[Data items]
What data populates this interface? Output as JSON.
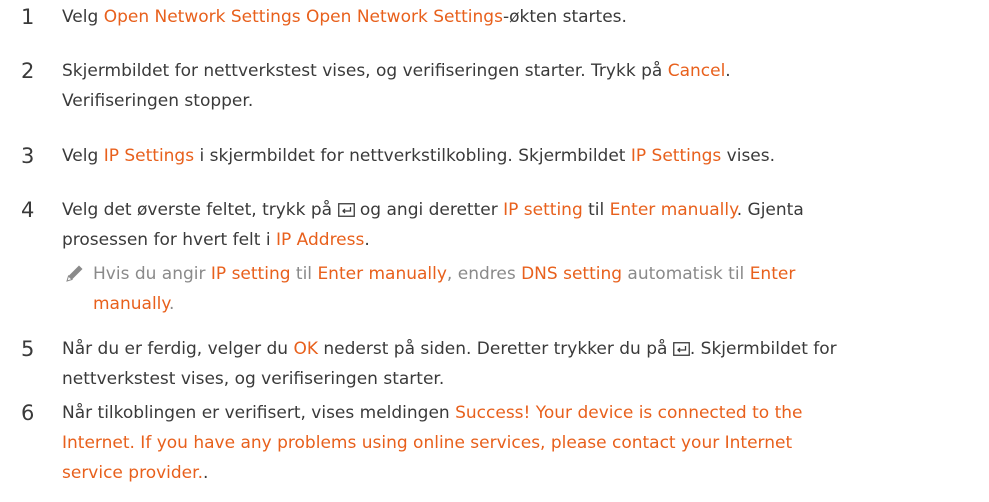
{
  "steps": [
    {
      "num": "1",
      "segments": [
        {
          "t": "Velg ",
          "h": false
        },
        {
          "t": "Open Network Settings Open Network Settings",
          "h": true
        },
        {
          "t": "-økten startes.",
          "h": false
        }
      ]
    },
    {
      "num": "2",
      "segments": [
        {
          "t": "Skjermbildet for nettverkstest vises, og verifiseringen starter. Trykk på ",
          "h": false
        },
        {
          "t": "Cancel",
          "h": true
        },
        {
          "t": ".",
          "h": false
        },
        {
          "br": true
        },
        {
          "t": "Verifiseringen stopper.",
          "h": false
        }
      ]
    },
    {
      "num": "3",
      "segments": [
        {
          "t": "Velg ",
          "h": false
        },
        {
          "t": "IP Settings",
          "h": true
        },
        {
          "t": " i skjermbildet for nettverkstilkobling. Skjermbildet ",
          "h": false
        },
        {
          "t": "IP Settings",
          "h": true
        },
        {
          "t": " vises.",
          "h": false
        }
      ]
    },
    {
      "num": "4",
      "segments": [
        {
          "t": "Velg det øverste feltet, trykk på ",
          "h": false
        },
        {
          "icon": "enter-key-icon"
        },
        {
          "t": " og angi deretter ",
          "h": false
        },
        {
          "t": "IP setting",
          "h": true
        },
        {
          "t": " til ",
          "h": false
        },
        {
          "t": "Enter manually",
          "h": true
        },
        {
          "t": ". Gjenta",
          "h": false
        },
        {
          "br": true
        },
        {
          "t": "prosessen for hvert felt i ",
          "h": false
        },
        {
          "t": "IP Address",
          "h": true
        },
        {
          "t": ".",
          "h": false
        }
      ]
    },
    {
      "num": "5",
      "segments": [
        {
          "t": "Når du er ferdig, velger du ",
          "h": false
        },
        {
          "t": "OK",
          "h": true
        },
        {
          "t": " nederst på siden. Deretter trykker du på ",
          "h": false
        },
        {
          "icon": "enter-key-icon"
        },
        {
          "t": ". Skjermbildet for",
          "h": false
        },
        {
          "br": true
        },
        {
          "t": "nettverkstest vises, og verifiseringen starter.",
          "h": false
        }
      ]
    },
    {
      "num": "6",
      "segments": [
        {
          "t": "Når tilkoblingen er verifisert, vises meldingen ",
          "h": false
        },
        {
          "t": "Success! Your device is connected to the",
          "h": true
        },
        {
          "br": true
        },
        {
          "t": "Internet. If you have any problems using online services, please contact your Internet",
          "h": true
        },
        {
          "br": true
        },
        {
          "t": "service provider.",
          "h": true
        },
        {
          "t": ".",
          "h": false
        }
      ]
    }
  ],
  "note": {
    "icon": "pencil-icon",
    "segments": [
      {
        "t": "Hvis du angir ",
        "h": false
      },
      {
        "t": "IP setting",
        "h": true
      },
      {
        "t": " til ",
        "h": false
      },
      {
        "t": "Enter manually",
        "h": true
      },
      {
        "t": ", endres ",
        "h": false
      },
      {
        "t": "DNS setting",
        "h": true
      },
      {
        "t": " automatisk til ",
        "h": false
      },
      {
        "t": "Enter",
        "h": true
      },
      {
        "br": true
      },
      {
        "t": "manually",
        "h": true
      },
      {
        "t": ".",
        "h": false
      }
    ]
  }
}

- [Set task]
Show the lines that mention the word "starter".

- [Task result]
          "t": "Skjermbildet for nettverkstest vises, og verifiseringen starter. Trykk på ",
          "t": "nettverkstest vises, og verifiseringen starter.",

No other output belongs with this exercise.